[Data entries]
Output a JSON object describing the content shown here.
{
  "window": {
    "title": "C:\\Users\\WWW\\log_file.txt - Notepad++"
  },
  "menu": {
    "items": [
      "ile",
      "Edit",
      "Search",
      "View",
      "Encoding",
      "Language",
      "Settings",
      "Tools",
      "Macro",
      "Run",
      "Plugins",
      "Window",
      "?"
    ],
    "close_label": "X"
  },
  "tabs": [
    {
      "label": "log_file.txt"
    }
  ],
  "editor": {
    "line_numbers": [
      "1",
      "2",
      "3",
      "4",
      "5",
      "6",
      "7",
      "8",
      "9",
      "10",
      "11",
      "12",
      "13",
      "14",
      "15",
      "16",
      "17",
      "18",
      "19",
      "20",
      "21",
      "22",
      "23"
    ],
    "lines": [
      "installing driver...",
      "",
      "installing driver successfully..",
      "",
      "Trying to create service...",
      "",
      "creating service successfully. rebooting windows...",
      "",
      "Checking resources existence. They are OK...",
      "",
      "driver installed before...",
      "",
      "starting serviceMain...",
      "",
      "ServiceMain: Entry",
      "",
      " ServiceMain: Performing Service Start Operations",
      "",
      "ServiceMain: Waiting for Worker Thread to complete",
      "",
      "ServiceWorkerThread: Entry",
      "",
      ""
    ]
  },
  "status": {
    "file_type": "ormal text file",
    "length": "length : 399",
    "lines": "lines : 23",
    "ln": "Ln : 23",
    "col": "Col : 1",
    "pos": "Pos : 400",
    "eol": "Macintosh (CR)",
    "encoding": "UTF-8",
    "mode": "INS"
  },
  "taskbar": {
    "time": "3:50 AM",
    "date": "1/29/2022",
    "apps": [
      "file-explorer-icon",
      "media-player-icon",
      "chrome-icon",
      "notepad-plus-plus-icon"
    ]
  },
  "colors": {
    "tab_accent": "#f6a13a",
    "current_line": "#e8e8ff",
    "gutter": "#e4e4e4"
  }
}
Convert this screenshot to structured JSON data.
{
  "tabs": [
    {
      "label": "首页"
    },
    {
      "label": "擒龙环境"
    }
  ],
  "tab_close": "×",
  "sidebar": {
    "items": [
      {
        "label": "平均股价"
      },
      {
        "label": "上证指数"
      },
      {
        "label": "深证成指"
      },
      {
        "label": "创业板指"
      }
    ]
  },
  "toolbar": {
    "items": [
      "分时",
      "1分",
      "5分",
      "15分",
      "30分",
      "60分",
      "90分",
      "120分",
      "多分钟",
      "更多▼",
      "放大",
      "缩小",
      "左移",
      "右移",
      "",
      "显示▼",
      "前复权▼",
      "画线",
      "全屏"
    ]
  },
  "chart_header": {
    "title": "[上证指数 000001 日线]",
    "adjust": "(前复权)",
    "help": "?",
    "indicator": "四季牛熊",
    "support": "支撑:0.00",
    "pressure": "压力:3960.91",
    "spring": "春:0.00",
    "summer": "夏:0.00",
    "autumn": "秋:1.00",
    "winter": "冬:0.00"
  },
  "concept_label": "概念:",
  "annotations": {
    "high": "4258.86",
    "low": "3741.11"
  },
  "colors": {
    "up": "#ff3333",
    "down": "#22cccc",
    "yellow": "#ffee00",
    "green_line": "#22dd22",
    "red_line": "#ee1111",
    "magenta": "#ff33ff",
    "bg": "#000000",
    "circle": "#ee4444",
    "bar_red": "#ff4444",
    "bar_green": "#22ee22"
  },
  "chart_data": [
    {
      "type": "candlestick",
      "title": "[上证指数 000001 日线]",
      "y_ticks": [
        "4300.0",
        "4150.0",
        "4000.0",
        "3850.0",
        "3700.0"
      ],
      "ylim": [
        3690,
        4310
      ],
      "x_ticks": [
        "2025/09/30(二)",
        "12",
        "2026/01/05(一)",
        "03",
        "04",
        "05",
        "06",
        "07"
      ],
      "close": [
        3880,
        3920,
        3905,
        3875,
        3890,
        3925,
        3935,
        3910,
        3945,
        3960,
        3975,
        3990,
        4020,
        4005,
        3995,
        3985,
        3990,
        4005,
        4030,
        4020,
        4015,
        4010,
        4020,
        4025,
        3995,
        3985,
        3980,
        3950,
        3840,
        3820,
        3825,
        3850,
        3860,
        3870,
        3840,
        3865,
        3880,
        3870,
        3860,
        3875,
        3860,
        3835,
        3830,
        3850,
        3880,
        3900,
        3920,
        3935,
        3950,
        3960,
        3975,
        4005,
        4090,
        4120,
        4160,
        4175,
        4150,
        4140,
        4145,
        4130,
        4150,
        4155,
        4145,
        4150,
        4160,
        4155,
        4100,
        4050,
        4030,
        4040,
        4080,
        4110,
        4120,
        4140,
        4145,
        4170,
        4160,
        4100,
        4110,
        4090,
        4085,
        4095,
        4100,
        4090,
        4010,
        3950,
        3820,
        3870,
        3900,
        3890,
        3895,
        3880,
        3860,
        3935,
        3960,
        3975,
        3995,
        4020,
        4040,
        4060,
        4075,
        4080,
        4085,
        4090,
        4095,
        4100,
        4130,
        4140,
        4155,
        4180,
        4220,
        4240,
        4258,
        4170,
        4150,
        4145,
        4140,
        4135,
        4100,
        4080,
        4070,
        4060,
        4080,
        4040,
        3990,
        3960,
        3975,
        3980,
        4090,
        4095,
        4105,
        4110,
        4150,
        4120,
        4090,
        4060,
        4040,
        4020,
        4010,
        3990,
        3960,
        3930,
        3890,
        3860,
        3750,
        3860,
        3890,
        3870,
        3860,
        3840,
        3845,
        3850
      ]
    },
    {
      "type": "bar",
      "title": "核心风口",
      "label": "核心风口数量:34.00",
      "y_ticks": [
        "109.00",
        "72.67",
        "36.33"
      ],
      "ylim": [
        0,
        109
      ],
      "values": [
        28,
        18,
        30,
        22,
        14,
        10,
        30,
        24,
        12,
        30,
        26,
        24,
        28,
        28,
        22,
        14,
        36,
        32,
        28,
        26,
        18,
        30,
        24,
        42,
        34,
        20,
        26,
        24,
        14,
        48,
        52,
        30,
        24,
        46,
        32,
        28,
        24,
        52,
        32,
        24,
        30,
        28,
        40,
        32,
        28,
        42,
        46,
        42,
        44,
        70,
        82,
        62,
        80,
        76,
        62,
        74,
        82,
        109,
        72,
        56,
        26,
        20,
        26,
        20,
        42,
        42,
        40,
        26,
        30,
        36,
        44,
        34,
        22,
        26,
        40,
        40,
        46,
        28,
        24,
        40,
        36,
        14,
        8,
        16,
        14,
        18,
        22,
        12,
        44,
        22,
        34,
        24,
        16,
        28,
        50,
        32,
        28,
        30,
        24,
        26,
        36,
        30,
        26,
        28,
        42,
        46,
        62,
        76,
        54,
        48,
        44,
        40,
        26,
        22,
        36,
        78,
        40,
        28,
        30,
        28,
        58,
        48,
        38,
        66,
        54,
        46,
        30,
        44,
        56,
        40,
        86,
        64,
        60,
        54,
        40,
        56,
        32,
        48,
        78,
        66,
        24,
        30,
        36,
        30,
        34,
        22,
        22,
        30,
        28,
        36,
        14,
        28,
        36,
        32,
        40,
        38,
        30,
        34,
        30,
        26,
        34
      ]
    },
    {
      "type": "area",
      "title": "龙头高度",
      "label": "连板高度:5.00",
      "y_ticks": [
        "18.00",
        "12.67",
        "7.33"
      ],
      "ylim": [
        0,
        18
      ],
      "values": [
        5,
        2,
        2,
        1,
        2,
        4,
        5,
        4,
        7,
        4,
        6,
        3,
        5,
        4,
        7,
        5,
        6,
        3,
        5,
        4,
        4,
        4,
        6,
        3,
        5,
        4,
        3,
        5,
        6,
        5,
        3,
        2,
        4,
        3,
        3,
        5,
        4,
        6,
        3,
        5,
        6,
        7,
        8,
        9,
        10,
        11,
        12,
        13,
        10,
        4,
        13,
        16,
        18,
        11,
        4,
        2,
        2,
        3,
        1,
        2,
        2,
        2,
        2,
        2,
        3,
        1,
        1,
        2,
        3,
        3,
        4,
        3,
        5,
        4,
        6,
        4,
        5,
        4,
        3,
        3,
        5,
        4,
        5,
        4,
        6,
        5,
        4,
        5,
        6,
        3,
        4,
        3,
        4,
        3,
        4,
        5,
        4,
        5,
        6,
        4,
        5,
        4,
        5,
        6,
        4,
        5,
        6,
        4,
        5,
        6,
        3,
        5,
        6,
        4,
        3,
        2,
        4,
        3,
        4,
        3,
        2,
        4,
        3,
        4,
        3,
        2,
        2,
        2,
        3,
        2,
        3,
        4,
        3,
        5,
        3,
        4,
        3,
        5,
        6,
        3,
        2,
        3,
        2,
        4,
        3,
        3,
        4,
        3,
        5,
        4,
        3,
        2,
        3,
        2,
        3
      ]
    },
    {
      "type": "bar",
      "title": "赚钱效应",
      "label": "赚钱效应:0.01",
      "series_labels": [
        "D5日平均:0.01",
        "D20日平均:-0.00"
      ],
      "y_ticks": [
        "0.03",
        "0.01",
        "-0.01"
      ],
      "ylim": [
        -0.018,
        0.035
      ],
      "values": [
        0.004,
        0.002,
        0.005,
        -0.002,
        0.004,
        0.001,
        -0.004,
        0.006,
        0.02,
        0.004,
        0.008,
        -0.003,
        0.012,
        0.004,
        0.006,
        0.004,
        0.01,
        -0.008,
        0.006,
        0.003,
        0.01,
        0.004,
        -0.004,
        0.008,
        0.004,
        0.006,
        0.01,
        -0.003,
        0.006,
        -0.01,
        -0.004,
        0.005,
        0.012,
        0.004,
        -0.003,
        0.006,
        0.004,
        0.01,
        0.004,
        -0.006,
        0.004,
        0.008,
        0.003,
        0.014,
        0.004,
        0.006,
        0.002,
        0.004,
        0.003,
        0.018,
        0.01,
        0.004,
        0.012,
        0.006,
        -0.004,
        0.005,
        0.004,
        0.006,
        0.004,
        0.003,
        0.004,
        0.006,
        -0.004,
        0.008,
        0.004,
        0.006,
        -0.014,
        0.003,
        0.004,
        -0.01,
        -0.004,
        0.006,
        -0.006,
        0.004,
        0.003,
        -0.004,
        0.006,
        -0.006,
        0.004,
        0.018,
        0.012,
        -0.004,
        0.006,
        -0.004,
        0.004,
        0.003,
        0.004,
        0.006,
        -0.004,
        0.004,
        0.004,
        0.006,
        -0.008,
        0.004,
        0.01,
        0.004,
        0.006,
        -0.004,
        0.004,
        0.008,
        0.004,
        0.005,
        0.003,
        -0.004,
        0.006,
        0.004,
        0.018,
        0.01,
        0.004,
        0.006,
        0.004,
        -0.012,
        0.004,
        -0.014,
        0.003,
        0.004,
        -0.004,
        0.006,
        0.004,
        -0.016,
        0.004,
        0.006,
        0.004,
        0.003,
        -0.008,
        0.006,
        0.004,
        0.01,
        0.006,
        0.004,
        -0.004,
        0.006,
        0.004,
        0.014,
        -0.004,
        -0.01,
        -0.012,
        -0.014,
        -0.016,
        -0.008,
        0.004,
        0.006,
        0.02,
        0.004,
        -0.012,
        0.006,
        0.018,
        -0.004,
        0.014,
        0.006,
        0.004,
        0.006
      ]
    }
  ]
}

## Task to complete
Find the word "上证指数" in the data and show each line that holds it.

## Task output
        "label": "上证指数"
    "title": "[上证指数 000001 日线]",
      "title": "[上证指数 000001 日线]",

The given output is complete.